__YOUR GOAL__: Using the data below, copy every line that contains the word "approximation".

__DATA__:

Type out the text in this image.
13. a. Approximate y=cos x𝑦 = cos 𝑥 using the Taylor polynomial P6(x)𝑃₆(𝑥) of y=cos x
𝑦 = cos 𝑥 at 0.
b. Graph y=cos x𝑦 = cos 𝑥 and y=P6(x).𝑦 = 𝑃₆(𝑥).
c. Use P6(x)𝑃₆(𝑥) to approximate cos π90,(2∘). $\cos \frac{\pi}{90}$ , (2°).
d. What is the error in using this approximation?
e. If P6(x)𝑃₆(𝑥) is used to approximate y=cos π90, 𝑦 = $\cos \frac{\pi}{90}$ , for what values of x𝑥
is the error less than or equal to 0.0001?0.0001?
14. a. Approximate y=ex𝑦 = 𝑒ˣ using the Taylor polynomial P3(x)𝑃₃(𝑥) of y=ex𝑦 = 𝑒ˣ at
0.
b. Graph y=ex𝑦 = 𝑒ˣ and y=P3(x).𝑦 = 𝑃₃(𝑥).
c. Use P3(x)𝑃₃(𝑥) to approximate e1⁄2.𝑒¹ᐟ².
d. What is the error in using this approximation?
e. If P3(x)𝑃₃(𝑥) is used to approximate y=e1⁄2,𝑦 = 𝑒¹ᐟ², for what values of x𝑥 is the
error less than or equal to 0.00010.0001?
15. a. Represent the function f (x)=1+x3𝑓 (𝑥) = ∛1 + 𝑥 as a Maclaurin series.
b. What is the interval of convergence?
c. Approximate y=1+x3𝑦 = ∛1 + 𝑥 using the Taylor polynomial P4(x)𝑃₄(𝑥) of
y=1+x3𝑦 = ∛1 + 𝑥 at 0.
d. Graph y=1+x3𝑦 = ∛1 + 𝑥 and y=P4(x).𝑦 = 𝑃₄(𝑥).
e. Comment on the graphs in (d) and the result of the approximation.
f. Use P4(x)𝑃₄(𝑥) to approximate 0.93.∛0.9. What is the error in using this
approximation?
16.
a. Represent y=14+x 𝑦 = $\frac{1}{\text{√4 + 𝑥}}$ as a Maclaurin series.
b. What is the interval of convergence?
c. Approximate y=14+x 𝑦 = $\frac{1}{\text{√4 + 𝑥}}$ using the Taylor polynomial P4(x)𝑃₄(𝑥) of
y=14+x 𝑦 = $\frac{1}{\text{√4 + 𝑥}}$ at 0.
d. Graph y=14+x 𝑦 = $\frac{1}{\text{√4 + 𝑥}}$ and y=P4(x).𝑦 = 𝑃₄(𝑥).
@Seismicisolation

__TASK RESPONSE__:
d. What is the error in using this approximation?
d. What is the error in using this approximation?
e. Comment on the graphs in (d) and the result of the approximation.
approximation?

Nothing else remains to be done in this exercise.